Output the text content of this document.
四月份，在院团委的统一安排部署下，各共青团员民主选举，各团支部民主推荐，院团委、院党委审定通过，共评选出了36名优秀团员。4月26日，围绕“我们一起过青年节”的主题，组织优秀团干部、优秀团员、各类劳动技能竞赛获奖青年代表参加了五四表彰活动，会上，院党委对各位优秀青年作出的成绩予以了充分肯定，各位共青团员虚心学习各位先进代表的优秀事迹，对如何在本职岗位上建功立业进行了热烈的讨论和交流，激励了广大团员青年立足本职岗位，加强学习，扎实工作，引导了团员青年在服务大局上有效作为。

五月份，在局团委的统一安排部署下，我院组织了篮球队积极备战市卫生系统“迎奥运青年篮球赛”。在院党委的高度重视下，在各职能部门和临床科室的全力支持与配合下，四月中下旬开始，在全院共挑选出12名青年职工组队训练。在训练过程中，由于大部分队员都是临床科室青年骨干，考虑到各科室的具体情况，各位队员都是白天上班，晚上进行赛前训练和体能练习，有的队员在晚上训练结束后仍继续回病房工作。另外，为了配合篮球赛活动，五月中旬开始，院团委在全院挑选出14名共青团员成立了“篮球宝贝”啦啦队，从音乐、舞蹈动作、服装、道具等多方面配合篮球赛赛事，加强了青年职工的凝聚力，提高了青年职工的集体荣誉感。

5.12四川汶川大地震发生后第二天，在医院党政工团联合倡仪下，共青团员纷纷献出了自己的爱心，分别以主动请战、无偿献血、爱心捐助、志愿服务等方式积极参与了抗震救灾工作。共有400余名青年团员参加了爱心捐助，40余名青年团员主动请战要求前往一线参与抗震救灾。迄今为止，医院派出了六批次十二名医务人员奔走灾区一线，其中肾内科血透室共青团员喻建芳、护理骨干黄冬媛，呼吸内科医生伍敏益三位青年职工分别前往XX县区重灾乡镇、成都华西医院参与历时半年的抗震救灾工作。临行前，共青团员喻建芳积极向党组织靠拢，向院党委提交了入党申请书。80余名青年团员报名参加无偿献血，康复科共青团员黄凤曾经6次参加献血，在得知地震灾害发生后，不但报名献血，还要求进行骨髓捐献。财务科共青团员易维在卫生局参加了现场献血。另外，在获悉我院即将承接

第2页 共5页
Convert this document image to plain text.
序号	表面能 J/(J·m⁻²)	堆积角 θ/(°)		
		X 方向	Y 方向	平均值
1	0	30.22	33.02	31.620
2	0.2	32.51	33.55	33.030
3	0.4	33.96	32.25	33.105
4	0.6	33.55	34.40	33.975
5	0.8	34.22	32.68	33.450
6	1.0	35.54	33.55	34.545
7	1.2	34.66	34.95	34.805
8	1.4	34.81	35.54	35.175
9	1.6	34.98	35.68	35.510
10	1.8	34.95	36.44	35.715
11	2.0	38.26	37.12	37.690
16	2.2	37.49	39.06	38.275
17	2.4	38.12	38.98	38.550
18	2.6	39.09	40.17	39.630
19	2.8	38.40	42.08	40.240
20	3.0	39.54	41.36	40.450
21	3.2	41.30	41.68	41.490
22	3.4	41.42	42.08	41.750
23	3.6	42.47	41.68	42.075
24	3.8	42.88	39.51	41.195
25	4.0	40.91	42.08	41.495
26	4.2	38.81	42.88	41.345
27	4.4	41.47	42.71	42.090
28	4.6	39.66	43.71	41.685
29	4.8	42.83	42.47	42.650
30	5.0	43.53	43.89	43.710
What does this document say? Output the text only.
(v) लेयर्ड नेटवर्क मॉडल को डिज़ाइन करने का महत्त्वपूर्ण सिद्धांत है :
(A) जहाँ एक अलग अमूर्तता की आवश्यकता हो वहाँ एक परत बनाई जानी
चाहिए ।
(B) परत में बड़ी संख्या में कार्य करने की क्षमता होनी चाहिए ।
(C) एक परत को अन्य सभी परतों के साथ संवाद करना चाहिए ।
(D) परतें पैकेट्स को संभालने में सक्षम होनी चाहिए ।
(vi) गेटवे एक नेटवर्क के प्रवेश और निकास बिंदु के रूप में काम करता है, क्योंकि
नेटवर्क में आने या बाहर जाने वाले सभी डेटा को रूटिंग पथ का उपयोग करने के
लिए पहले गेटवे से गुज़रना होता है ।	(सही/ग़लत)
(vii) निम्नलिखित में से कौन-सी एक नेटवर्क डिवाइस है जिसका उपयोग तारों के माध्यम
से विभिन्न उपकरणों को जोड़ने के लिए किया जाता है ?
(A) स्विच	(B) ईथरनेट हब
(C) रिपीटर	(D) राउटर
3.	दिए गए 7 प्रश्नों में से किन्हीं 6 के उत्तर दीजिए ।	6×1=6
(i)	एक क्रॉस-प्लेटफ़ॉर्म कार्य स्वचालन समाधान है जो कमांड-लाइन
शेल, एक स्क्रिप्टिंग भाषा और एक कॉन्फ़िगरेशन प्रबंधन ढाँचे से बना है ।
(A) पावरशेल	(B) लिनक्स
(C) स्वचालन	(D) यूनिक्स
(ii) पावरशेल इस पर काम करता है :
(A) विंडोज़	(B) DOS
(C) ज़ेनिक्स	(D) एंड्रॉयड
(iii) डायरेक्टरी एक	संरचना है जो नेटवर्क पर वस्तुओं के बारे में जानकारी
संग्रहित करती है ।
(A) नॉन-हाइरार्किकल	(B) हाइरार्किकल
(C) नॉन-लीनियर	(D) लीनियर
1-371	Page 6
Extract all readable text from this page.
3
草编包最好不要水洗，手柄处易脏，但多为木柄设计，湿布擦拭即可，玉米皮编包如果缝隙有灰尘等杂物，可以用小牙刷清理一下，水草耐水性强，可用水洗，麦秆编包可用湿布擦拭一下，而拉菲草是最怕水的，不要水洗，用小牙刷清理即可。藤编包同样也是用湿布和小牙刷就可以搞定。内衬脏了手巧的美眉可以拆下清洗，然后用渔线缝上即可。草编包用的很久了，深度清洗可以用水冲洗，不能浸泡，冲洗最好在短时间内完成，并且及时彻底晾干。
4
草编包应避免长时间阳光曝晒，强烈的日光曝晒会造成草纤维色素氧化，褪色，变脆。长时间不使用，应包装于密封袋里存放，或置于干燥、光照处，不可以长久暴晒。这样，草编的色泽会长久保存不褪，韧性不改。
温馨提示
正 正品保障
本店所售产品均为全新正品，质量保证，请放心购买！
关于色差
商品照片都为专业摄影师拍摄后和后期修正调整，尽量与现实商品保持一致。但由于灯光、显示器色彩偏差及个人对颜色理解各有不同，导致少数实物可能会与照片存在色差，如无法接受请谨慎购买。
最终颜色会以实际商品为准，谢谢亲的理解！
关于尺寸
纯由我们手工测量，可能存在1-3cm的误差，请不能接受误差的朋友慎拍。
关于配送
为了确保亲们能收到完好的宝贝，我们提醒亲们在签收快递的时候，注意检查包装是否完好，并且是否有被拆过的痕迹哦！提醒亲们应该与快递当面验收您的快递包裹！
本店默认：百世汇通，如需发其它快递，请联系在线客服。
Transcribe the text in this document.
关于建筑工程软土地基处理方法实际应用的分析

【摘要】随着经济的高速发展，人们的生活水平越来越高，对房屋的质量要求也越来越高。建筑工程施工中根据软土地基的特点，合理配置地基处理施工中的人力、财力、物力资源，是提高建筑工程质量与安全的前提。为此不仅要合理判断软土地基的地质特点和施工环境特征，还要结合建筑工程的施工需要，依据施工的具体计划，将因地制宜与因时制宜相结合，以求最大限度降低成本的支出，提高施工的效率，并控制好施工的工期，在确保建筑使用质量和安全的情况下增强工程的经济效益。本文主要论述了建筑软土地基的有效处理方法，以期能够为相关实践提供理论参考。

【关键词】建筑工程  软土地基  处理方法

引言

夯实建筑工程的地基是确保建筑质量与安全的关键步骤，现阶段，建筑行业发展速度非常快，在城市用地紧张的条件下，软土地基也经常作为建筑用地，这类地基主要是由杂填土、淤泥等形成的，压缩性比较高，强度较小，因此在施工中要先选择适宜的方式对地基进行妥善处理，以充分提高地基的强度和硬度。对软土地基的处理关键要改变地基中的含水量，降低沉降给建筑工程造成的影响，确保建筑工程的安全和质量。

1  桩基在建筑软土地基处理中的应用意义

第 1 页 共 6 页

::::

**SHORT EXERCISE**
Going through the entries above, report how many lines include the string "Output". The number alone is the answer.

**RIGHT ANSWER**
2